Friday, August 30, 2013

Can we get this elderly menace out of the Senate?

 No, she's not sleeping on the job in this February 2010 photo, but America would probably be a little better off if she were.

Capture

When Senator Dianne Feinstein opens her mouth, American democracy tends to take a hit.

 This morning, ugly, crooked and stupid Dianne Feinstein as exposed her faults even more than ever before.  At this point, a Playboy centerfold of Dianne couldn't be as unflattering as her new Q&A with Time.

[Time:]Should the President wait for Congress to come back in? More than 100 members have signed a letter asking him to seek permission from Congress before he uses force in Syria.


[Dianne Feinstein:]  There have been consultations. There will be more consultations. This is not to send troops over, as I understand it. So the answer is not necessarily. I think it would be, if there is not a timeline involved, obviously it would be good to wait, but if time is of the essence that’s decision the Administration has to make. I think there’s ways of doing consultations which is adequate.
++++++
# Your objective
Copy out the whole blog post about Senator Dianne Feinstein word for word.

# Raw data
++++++
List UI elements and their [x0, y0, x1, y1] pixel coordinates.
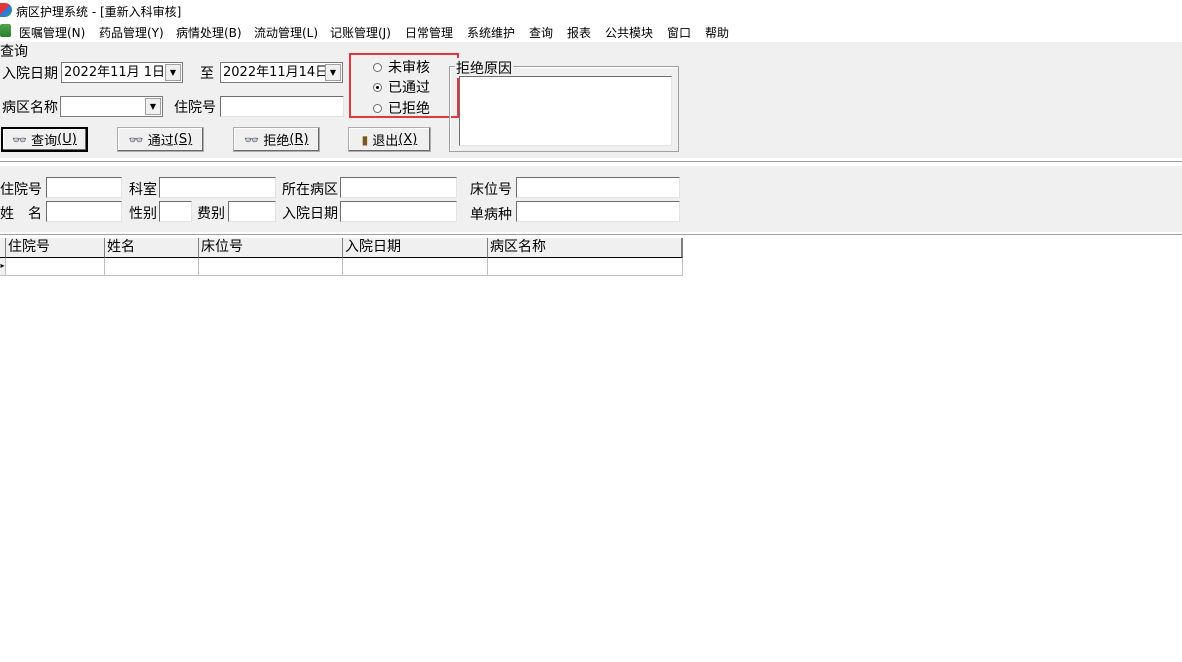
++++++
# Exercise answer
Friday, August 30, 2013

Can we get this elderly menace out of the Senate?

 No, she's not sleeping on the job in this February 2010 photo, but America would probably be a little better off if she were.

Capture

When Senator Dianne Feinstein opens her mouth, American democracy tends to take a hit.

 This morning, ugly, crooked and stupid Dianne Feinstein as exposed her faults even more than ever before.  At this point, a Playboy centerfold of Dianne couldn't be as unflattering as her new Q&A with Time.

[Time:]Should the President wait for Congress to come back in? More than 100 members have signed a letter asking him to seek permission from Congress before he uses force in Syria.


[Dianne Feinstein:]  There have been consultations. There will be more consultations. This is not to send troops over, as I understand it. So the answer is not necessarily. I think it would be, if there is not a timeline involved, obviously it would be good to wait, but if time is of the essence that’s decision the Administration has to make. I think there’s ways of doing consultations which is adequate.